■ **Given request 1**
Reproduce the whole email about the ice driver Rx rework word for word.
■ **Given request 2**
Give back only the stretch of the records from the line containing "int-legend-label: INT (baseline)" through the line containing "pbal-diamond-point <box>1476 447", swapping "diamond-point" for "diamond-marker" and leaving everything else unchanged.
-- START OF Text provided --
On Thu, Sep 25, 2025 at 10:22 AM -07, Jacob Keller wrote:
> On 9/25/2025 2:56 AM, Jakub Sitnicki wrote:
>> On Thu, Sep 25, 2025 at 11:22 AM +02, Michal Kubiak wrote:
>>> This series modernizes the Rx path in the ice driver by removing legacy
>>> code and switching to the Page Pool API. The changes follow the same
>>> direction as previously done for the iavf driver, and aim to simplify
>>> buffer management, improve maintainability, and prepare for future
>>> infrastructure reuse.
>>>
>>> An important motivation for this work was addressing reports of poor
>>> performance in XDP_TX mode when IOMMU is enabled. The legacy Rx model
>>> incurred significant overhead due to per-frame DMA mapping, which
>>> limited throughput in virtualized environments. This series eliminates
>>> those bottlenecks by adopting Page Pool and bi-directional DMA mapping.
>>>
>>> The first patch removes the legacy Rx path, which relied on manual skb
>>> allocation and header copying. This path has become obsolete due to the
>>> availability of build_skb() and the increasing complexity of supporting
>>> features like XDP and multi-buffer.
>>>
>>> The second patch drops the page splitting and recycling logic. While
>>> once used to optimize memory usage, this logic introduced significant
>>> complexity and hotpath overhead. Removing it simplifies the Rx flow and
>>> sets the stage for Page Pool adoption.
-- END OF Text provided --
-- START OF Available records --
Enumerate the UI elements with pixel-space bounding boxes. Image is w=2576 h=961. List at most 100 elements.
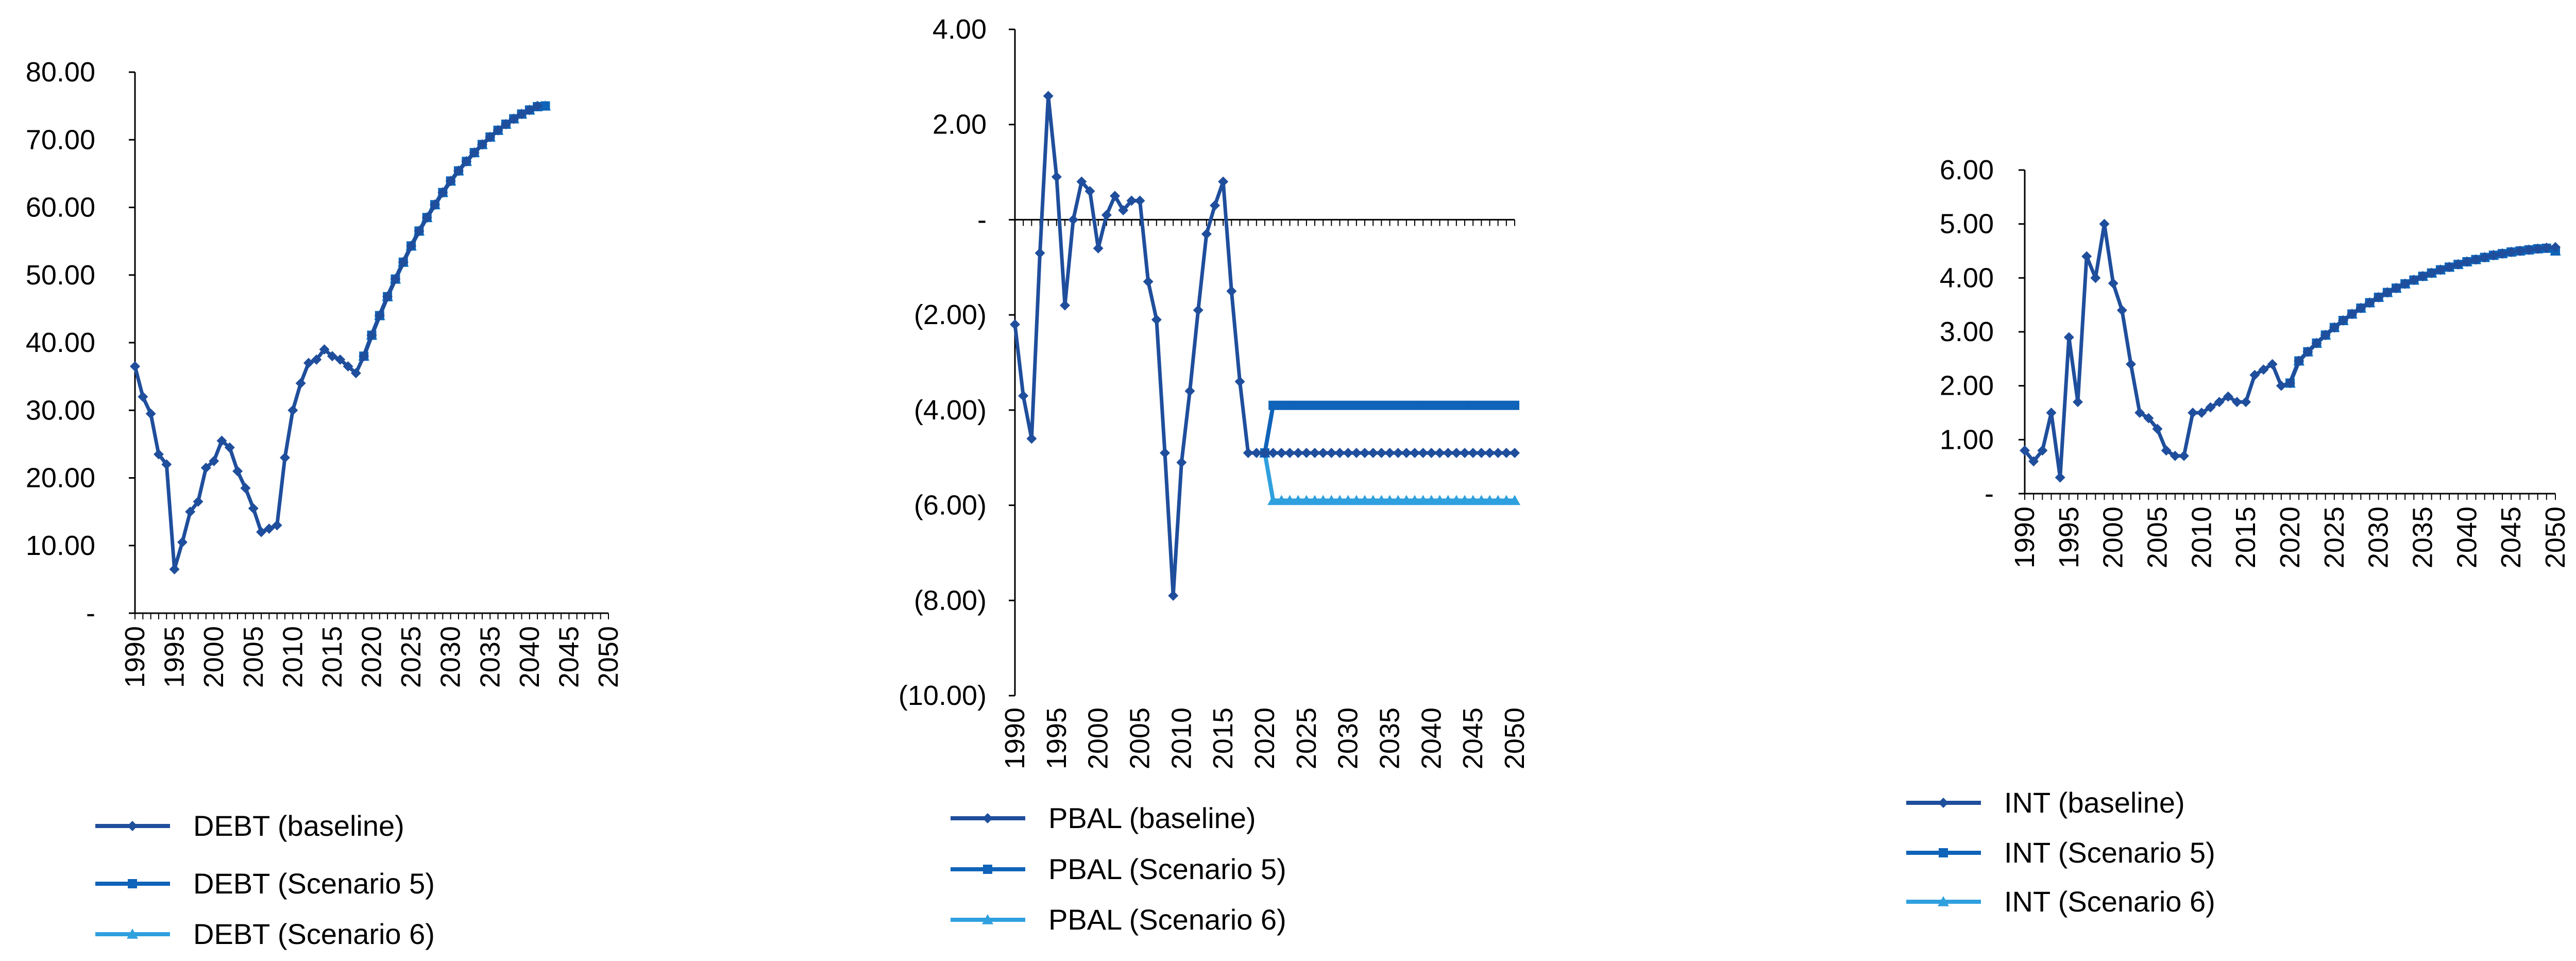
int-legend-label: INT (baseline) <box>2004 786 2185 819</box>
int-x-tick-label: 1990 <box>2009 507 2040 568</box>
int-diamond-point <box>2108 278 2119 289</box>
pbal-diamond-point <box>1501 447 1512 458</box>
int-legend-item: INT (baseline) <box>1906 786 2185 819</box>
pbal-triangle-point <box>1267 495 1279 505</box>
debt-x-tick-label: 1995 <box>159 626 190 688</box>
pbal-square-point <box>1343 400 1353 410</box>
pbal-triangle-point <box>1509 495 1520 505</box>
debt-diamond-point <box>382 291 393 302</box>
debt-diamond-point <box>453 165 464 176</box>
pbal-diamond-point <box>1351 447 1362 458</box>
pbal-diamond-point <box>1301 447 1312 458</box>
pbal-diamond-point <box>1476 447 1487 458</box>
int-diamond-point <box>2515 246 2526 256</box>
pbal-diamond-point <box>1484 447 1495 458</box>
pbal-square-point <box>1293 400 1303 410</box>
debt-diamond-point <box>185 507 196 517</box>
int-diamond-point <box>2081 251 2092 262</box>
pbal-square-point <box>1351 400 1361 410</box>
int-diamond-point <box>2373 292 2384 303</box>
pbal-diamond-point <box>1184 385 1195 396</box>
debt-legend-marker <box>128 879 137 888</box>
int-diamond-point <box>2188 408 2198 418</box>
pbal-x-tick-label: 1990 <box>999 707 1030 769</box>
pbal-diamond-point <box>1318 447 1329 458</box>
int-diamond-point <box>2267 359 2278 369</box>
int-x-tick-label: 2045 <box>2496 507 2527 568</box>
pbal-y-tick-label: (4.00) <box>914 395 987 426</box>
pbal-diamond-point <box>1226 285 1237 296</box>
debt-y-tick-label: 60.00 <box>26 192 95 223</box>
pbal-triangle-point <box>1384 495 1396 505</box>
pbal-diamond-point <box>1310 447 1320 458</box>
pbal-x-tick-label: 2045 <box>1458 707 1488 769</box>
int-diamond-point <box>2037 445 2048 456</box>
debt-chart: - 10.00 20.00 30.00 40.00 50.00 60.00 70.00 80.0… <box>26 57 624 950</box>
debt-diamond-point <box>350 368 361 379</box>
pbal-square-point <box>1510 400 1519 410</box>
debt-square-point <box>540 101 550 111</box>
int-x-tick-label: 2010 <box>2186 507 2217 568</box>
pbal-diamond-point <box>1426 447 1437 458</box>
pbal-triangle-point <box>1459 495 1470 505</box>
pbal-square-point <box>1268 400 1278 410</box>
int-diamond-point <box>2063 332 2074 343</box>
int-diamond-point <box>2196 408 2207 418</box>
debt-diamond-point <box>224 442 235 453</box>
pbal-x-tick-label: 2040 <box>1416 707 1447 769</box>
debt-y-tick-label: 50.00 <box>26 260 95 291</box>
pbal-diamond-point <box>1251 447 1262 458</box>
pbal-chart: 4.00 2.00 - (2.00) (4.00) (6.00) (8.00) (10.00)… <box>899 14 1530 936</box>
pbal-diamond-point <box>1293 447 1303 458</box>
debt-y-tick-label: 80.00 <box>26 57 95 88</box>
pbal-legend-label: PBAL (Scenario 6) <box>1048 903 1286 936</box>
debt-diamond-point <box>493 125 503 136</box>
pbal-square-point <box>1360 400 1369 410</box>
pbal-square-point <box>1401 400 1411 410</box>
pbal-y-tick-label: (2.00) <box>914 299 987 330</box>
pbal-x-tick-label: 2015 <box>1208 707 1239 769</box>
pbal-triangle-point <box>1484 495 1496 505</box>
debt-diamond-point <box>374 310 385 321</box>
debt-diamond-point <box>138 392 148 402</box>
pbal-square-point <box>1368 400 1378 410</box>
debt-series-diamond-line <box>133 104 538 571</box>
int-diamond-point <box>2285 378 2295 389</box>
int-diamond-point <box>2320 330 2331 341</box>
pbal-triangle-point <box>1392 495 1404 505</box>
pbal-diamond-point <box>1201 229 1212 240</box>
pbal-square-point <box>1501 400 1511 410</box>
pbal-legend-label: PBAL (Scenario 5) <box>1048 853 1286 885</box>
int-diamond-point <box>2179 450 2189 461</box>
int-diamond-point <box>2409 275 2419 285</box>
debt-diamond-point <box>153 449 164 460</box>
pbal-diamond-point <box>1076 176 1087 187</box>
pbal-diamond-point <box>1268 447 1279 458</box>
int-x-tick-label: 2030 <box>2363 507 2394 568</box>
pbal-diamond-point <box>1460 447 1470 458</box>
debt-diamond-point <box>264 523 275 534</box>
int-diamond-point <box>2426 267 2437 278</box>
pbal-square-point <box>1285 400 1295 410</box>
pbal-triangle-point <box>1400 495 1412 505</box>
pbal-diamond-point <box>1168 591 1179 601</box>
pbal-square-point <box>1393 400 1403 410</box>
debt-diamond-point <box>256 527 267 537</box>
int-diamond-point <box>2497 248 2507 259</box>
pbal-diamond-point <box>1343 447 1353 458</box>
pbal-diamond-point <box>1151 314 1162 325</box>
int-legend-marker <box>1939 848 1948 857</box>
int-diamond-point <box>2205 402 2216 413</box>
int-diamond-point <box>2143 413 2154 424</box>
int-diamond-point <box>2364 297 2375 308</box>
int-diamond-point <box>2444 262 2454 273</box>
debt-x-tick-label: 2040 <box>514 626 545 688</box>
pbal-triangle-point <box>1359 495 1370 505</box>
int-diamond-point <box>2453 259 2464 270</box>
debt-diamond-point <box>430 199 440 210</box>
pbal-diamond-point <box>1193 305 1204 315</box>
pbal-triangle-point <box>1426 495 1437 505</box>
int-legend-marker <box>1938 896 1949 906</box>
debt-diamond-point <box>295 378 306 389</box>
pbal-square-point <box>1477 400 1486 410</box>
-- END OF Available records --
■ **Task solution 1**
On Thu, Sep 25, 2025 at 10:22 AM -07, Jacob Keller wrote:
> On 9/25/2025 2:56 AM, Jakub Sitnicki wrote:
>> On Thu, Sep 25, 2025 at 11:22 AM +02, Michal Kubiak wrote:
>>> This series modernizes the Rx path in the ice driver by removing legacy
>>> code and switching to the Page Pool API. The changes follow the same
>>> direction as previously done for the iavf driver, and aim to simplify
>>> buffer management, improve maintainability, and prepare for future
>>> infrastructure reuse.
>>>
>>> An important motivation for this work was addressing reports of poor
>>> performance in XDP_TX mode when IOMMU is enabled. The legacy Rx model
>>> incurred significant overhead due to per-frame DMA mapping, which
>>> limited throughput in virtualized environments. This series eliminates
>>> those bottlenecks by adopting Page Pool and bi-directional DMA mapping.
>>>
>>> The first patch removes the legacy Rx path, which relied on manual skb
>>> allocation and header copying. This path has become obsolete due to the
>>> availability of build_skb() and the increasing complexity of supporting
>>> features like XDP and multi-buffer.
>>>
>>> The second patch drops the page splitting and recycling logic. While
>>> once used to optimize memory usage, this logic introduced significant
>>> complexity and hotpath overhead. Removing it simplifies the Rx flow and
>>> sets the stage for Page Pool adoption.

■ **Task solution 2**
int-legend-label: INT (baseline) <box>2004 786 2185 819</box>
int-x-tick-label: 1990 <box>2009 507 2040 568</box>
int-diamond-marker <box>2108 278 2119 289</box>
pbal-diamond-marker <box>1501 447 1512 458</box>
int-legend-item: INT (baseline) <box>1906 786 2185 819</box>
pbal-triangle-point <box>1267 495 1279 505</box>
debt-x-tick-label: 1995 <box>159 626 190 688</box>
pbal-square-point <box>1343 400 1353 410</box>
pbal-triangle-point <box>1509 495 1520 505</box>
debt-diamond-marker <box>382 291 393 302</box>
debt-diamond-marker <box>453 165 464 176</box>
pbal-diamond-marker <box>1351 447 1362 458</box>
pbal-diamond-marker <box>1301 447 1312 458</box>
pbal-diamond-marker <box>1476 447 1487 458</box>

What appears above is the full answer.